# What you will do:
Print out each record below, unaltered and complete, without its images.

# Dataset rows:
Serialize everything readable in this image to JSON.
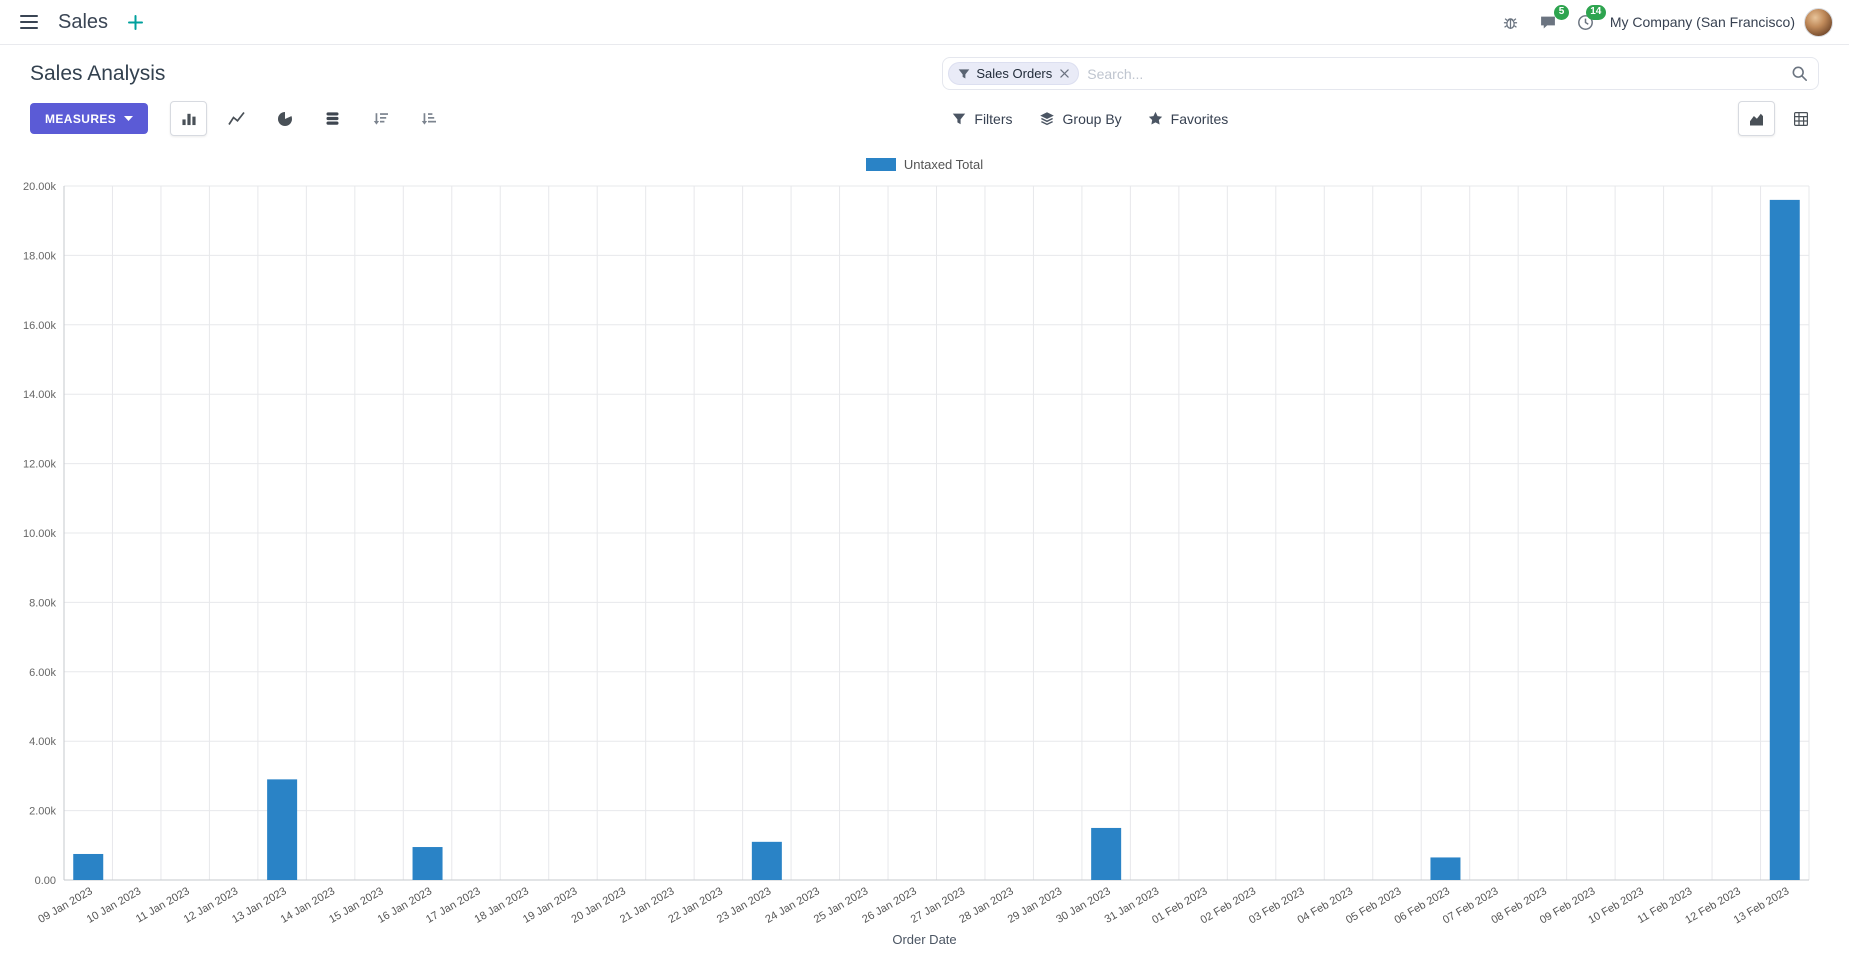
{
  "colors": {
    "primary": "#5b5bd6",
    "bar": "#2a83c6",
    "badge": "#2ea44f"
  },
  "topbar": {
    "app_name": "Sales",
    "messages_badge": "5",
    "activities_badge": "14",
    "company": "My Company (San Francisco)"
  },
  "control_panel": {
    "title": "Sales Analysis",
    "search": {
      "facet_label": "Sales Orders",
      "placeholder": "Search..."
    },
    "measures_label": "MEASURES",
    "buttons": {
      "filters": "Filters",
      "group_by": "Group By",
      "favorites": "Favorites"
    }
  },
  "chart_data": {
    "type": "bar",
    "title": "",
    "xlabel": "Order Date",
    "ylabel": "",
    "ylim": [
      0,
      20000
    ],
    "grid": true,
    "legend_position": "top",
    "ytick_labels": [
      "0.00",
      "2.00k",
      "4.00k",
      "6.00k",
      "8.00k",
      "10.00k",
      "12.00k",
      "14.00k",
      "16.00k",
      "18.00k",
      "20.00k"
    ],
    "categories": [
      "09 Jan 2023",
      "10 Jan 2023",
      "11 Jan 2023",
      "12 Jan 2023",
      "13 Jan 2023",
      "14 Jan 2023",
      "15 Jan 2023",
      "16 Jan 2023",
      "17 Jan 2023",
      "18 Jan 2023",
      "19 Jan 2023",
      "20 Jan 2023",
      "21 Jan 2023",
      "22 Jan 2023",
      "23 Jan 2023",
      "24 Jan 2023",
      "25 Jan 2023",
      "26 Jan 2023",
      "27 Jan 2023",
      "28 Jan 2023",
      "29 Jan 2023",
      "30 Jan 2023",
      "31 Jan 2023",
      "01 Feb 2023",
      "02 Feb 2023",
      "03 Feb 2023",
      "04 Feb 2023",
      "05 Feb 2023",
      "06 Feb 2023",
      "07 Feb 2023",
      "08 Feb 2023",
      "09 Feb 2023",
      "10 Feb 2023",
      "11 Feb 2023",
      "12 Feb 2023",
      "13 Feb 2023"
    ],
    "series": [
      {
        "name": "Untaxed Total",
        "color": "#2a83c6",
        "values": [
          750,
          0,
          0,
          0,
          2900,
          0,
          0,
          950,
          0,
          0,
          0,
          0,
          0,
          0,
          1100,
          0,
          0,
          0,
          0,
          0,
          0,
          1500,
          0,
          0,
          0,
          0,
          0,
          0,
          650,
          0,
          0,
          0,
          0,
          0,
          0,
          19600
        ]
      }
    ]
  }
}
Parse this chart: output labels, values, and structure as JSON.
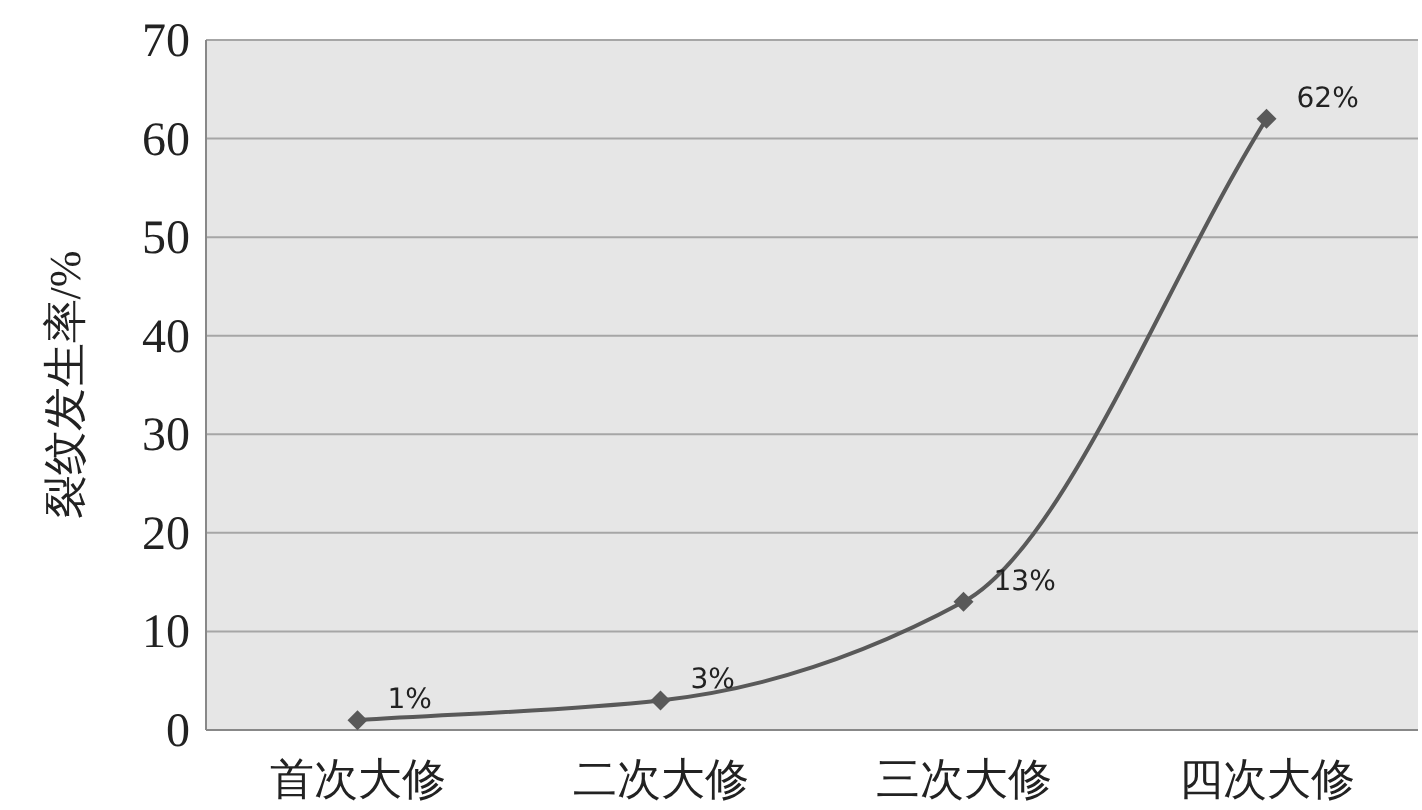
{
  "chart_data": {
    "type": "line",
    "ylabel": "裂纹发生率/%",
    "categories": [
      "首次大修",
      "二次大修",
      "三次大修",
      "四次大修"
    ],
    "series": [
      {
        "color": "#595959",
        "values": [
          1,
          3,
          13,
          62
        ],
        "value_labels": [
          "1%",
          "3%",
          "13%",
          "62%"
        ]
      }
    ],
    "ylim": [
      0,
      70
    ],
    "yticks": [
      0,
      10,
      20,
      30,
      40,
      50,
      60,
      70
    ],
    "grid": "y",
    "marker": "diamond",
    "line_style": "solid"
  }
}
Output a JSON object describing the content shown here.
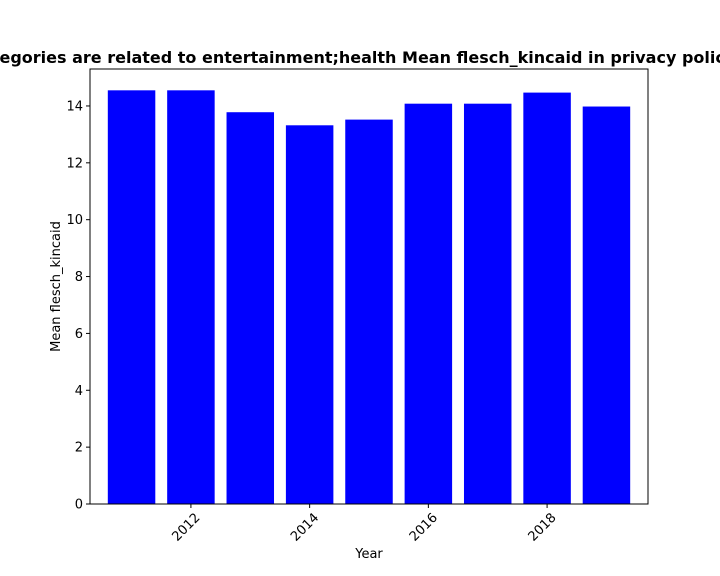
{
  "chart_data": {
    "type": "bar",
    "title": "Categories are related to entertainment;health Mean flesch_kincaid in privacy policies",
    "xlabel": "Year",
    "ylabel": "Mean flesch_kincaid",
    "categories": [
      2011,
      2012,
      2013,
      2014,
      2015,
      2016,
      2017,
      2018,
      2019
    ],
    "values": [
      14.55,
      14.55,
      13.78,
      13.32,
      13.52,
      14.08,
      14.08,
      14.47,
      13.98
    ],
    "bar_color": "#0000ff",
    "xlim": [
      2010.3,
      2019.7
    ],
    "ylim": [
      0,
      15.3
    ],
    "x_ticks": [
      2012,
      2014,
      2016,
      2018
    ],
    "y_ticks": [
      0,
      2,
      4,
      6,
      8,
      10,
      12,
      14
    ],
    "grid": false,
    "legend": "none"
  }
}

# Reply to the exercise:
Serialize everything readable in this image to JSON.
{
  "colors": {
    "primary": "#5b5bd6",
    "bar": "#2a83c6",
    "badge": "#2ea44f"
  },
  "topbar": {
    "app_name": "Sales",
    "messages_badge": "5",
    "activities_badge": "14",
    "company": "My Company (San Francisco)"
  },
  "control_panel": {
    "title": "Sales Analysis",
    "search": {
      "facet_label": "Sales Orders",
      "placeholder": "Search..."
    },
    "measures_label": "MEASURES",
    "buttons": {
      "filters": "Filters",
      "group_by": "Group By",
      "favorites": "Favorites"
    }
  },
  "chart_data": {
    "type": "bar",
    "title": "",
    "xlabel": "Order Date",
    "ylabel": "",
    "ylim": [
      0,
      20000
    ],
    "grid": true,
    "legend_position": "top",
    "ytick_labels": [
      "0.00",
      "2.00k",
      "4.00k",
      "6.00k",
      "8.00k",
      "10.00k",
      "12.00k",
      "14.00k",
      "16.00k",
      "18.00k",
      "20.00k"
    ],
    "categories": [
      "09 Jan 2023",
      "10 Jan 2023",
      "11 Jan 2023",
      "12 Jan 2023",
      "13 Jan 2023",
      "14 Jan 2023",
      "15 Jan 2023",
      "16 Jan 2023",
      "17 Jan 2023",
      "18 Jan 2023",
      "19 Jan 2023",
      "20 Jan 2023",
      "21 Jan 2023",
      "22 Jan 2023",
      "23 Jan 2023",
      "24 Jan 2023",
      "25 Jan 2023",
      "26 Jan 2023",
      "27 Jan 2023",
      "28 Jan 2023",
      "29 Jan 2023",
      "30 Jan 2023",
      "31 Jan 2023",
      "01 Feb 2023",
      "02 Feb 2023",
      "03 Feb 2023",
      "04 Feb 2023",
      "05 Feb 2023",
      "06 Feb 2023",
      "07 Feb 2023",
      "08 Feb 2023",
      "09 Feb 2023",
      "10 Feb 2023",
      "11 Feb 2023",
      "12 Feb 2023",
      "13 Feb 2023"
    ],
    "series": [
      {
        "name": "Untaxed Total",
        "color": "#2a83c6",
        "values": [
          750,
          0,
          0,
          0,
          2900,
          0,
          0,
          950,
          0,
          0,
          0,
          0,
          0,
          0,
          1100,
          0,
          0,
          0,
          0,
          0,
          0,
          1500,
          0,
          0,
          0,
          0,
          0,
          0,
          650,
          0,
          0,
          0,
          0,
          0,
          0,
          19600
        ]
      }
    ]
  }
}
Parse this chart: output labels, values, and structure as JSON.
{
  "chart_data": {
    "type": "line",
    "ylabel": "裂纹发生率/%",
    "categories": [
      "首次大修",
      "二次大修",
      "三次大修",
      "四次大修"
    ],
    "series": [
      {
        "color": "#595959",
        "values": [
          1,
          3,
          13,
          62
        ],
        "value_labels": [
          "1%",
          "3%",
          "13%",
          "62%"
        ]
      }
    ],
    "ylim": [
      0,
      70
    ],
    "yticks": [
      0,
      10,
      20,
      30,
      40,
      50,
      60,
      70
    ],
    "grid": "y",
    "marker": "diamond",
    "line_style": "solid"
  }
}
Output a JSON object describing the content shown here.
{
  "chart_data": {
    "type": "bar",
    "title": "Categories are related to entertainment;health Mean flesch_kincaid in privacy policies",
    "xlabel": "Year",
    "ylabel": "Mean flesch_kincaid",
    "categories": [
      2011,
      2012,
      2013,
      2014,
      2015,
      2016,
      2017,
      2018,
      2019
    ],
    "values": [
      14.55,
      14.55,
      13.78,
      13.32,
      13.52,
      14.08,
      14.08,
      14.47,
      13.98
    ],
    "bar_color": "#0000ff",
    "xlim": [
      2010.3,
      2019.7
    ],
    "ylim": [
      0,
      15.3
    ],
    "x_ticks": [
      2012,
      2014,
      2016,
      2018
    ],
    "y_ticks": [
      0,
      2,
      4,
      6,
      8,
      10,
      12,
      14
    ],
    "grid": false,
    "legend": "none"
  }
}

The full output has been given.